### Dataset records
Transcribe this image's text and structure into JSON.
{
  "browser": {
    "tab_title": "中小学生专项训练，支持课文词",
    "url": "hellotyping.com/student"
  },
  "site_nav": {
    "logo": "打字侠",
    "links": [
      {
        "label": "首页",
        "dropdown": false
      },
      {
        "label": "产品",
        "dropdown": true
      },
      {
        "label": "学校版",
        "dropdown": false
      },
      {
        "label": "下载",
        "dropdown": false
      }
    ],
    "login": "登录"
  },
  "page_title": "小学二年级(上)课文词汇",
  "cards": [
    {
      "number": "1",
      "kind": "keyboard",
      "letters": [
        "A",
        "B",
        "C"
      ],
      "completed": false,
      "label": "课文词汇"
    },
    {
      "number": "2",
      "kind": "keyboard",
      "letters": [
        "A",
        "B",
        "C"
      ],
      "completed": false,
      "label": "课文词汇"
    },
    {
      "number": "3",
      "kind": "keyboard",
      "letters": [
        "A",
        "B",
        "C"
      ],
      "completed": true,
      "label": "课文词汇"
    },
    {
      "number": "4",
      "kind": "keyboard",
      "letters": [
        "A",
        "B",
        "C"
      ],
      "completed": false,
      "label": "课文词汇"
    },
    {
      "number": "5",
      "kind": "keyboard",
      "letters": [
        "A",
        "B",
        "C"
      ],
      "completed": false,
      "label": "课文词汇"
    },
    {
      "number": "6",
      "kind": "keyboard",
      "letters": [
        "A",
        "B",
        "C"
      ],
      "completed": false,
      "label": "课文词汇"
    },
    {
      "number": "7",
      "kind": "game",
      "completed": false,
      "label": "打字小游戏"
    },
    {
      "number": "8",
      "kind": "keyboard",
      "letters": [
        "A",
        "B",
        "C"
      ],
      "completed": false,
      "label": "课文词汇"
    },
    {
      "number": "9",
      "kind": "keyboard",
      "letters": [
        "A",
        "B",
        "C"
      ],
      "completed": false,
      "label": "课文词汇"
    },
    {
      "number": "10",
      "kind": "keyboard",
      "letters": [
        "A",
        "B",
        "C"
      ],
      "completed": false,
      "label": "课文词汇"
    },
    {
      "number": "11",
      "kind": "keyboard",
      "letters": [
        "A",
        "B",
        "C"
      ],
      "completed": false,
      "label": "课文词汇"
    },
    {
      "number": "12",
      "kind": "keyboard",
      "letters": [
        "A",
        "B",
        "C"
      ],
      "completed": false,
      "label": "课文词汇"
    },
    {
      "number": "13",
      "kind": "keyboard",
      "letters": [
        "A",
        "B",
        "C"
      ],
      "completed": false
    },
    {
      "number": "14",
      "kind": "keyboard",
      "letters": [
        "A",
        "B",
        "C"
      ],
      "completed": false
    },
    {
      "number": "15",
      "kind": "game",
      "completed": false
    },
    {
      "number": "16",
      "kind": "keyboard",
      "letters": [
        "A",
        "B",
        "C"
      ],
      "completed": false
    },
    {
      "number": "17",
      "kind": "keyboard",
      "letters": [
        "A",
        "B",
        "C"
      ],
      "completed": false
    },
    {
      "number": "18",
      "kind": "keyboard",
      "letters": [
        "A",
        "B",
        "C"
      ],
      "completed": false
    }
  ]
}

### WHAT IS NEEDED
Copy every record exactly as presented.

### EXERCISE RESPONSE
Transcribe this image's text and structure into JSON.
{
  "browser": {
    "tab_title": "中小学生专项训练，支持课文词",
    "url": "hellotyping.com/student"
  },
  "site_nav": {
    "logo": "打字侠",
    "links": [
      {
        "label": "首页",
        "dropdown": false
      },
      {
        "label": "产品",
        "dropdown": true
      },
      {
        "label": "学校版",
        "dropdown": false
      },
      {
        "label": "下载",
        "dropdown": false
      }
    ],
    "login": "登录"
  },
  "page_title": "小学二年级(上)课文词汇",
  "cards": [
    {
      "number": "1",
      "kind": "keyboard",
      "letters": [
        "A",
        "B",
        "C"
      ],
      "completed": false,
      "label": "课文词汇"
    },
    {
      "number": "2",
      "kind": "keyboard",
      "letters": [
        "A",
        "B",
        "C"
      ],
      "completed": false,
      "label": "课文词汇"
    },
    {
      "number": "3",
      "kind": "keyboard",
      "letters": [
        "A",
        "B",
        "C"
      ],
      "completed": true,
      "label": "课文词汇"
    },
    {
      "number": "4",
      "kind": "keyboard",
      "letters": [
        "A",
        "B",
        "C"
      ],
      "completed": false,
      "label": "课文词汇"
    },
    {
      "number": "5",
      "kind": "keyboard",
      "letters": [
        "A",
        "B",
        "C"
      ],
      "completed": false,
      "label": "课文词汇"
    },
    {
      "number": "6",
      "kind": "keyboard",
      "letters": [
        "A",
        "B",
        "C"
      ],
      "completed": false,
      "label": "课文词汇"
    },
    {
      "number": "7",
      "kind": "game",
      "completed": false,
      "label": "打字小游戏"
    },
    {
      "number": "8",
      "kind": "keyboard",
      "letters": [
        "A",
        "B",
        "C"
      ],
      "completed": false,
      "label": "课文词汇"
    },
    {
      "number": "9",
      "kind": "keyboard",
      "letters": [
        "A",
        "B",
        "C"
      ],
      "completed": false,
      "label": "课文词汇"
    },
    {
      "number": "10",
      "kind": "keyboard",
      "letters": [
        "A",
        "B",
        "C"
      ],
      "completed": false,
      "label": "课文词汇"
    },
    {
      "number": "11",
      "kind": "keyboard",
      "letters": [
        "A",
        "B",
        "C"
      ],
      "completed": false,
      "label": "课文词汇"
    },
    {
      "number": "12",
      "kind": "keyboard",
      "letters": [
        "A",
        "B",
        "C"
      ],
      "completed": false,
      "label": "课文词汇"
    },
    {
      "number": "13",
      "kind": "keyboard",
      "letters": [
        "A",
        "B",
        "C"
      ],
      "completed": false
    },
    {
      "number": "14",
      "kind": "keyboard",
      "letters": [
        "A",
        "B",
        "C"
      ],
      "completed": false
    },
    {
      "number": "15",
      "kind": "game",
      "completed": false
    },
    {
      "number": "16",
      "kind": "keyboard",
      "letters": [
        "A",
        "B",
        "C"
      ],
      "completed": false
    },
    {
      "number": "17",
      "kind": "keyboard",
      "letters": [
        "A",
        "B",
        "C"
      ],
      "completed": false
    },
    {
      "number": "18",
      "kind": "keyboard",
      "letters": [
        "A",
        "B",
        "C"
      ],
      "completed": false
    }
  ]
}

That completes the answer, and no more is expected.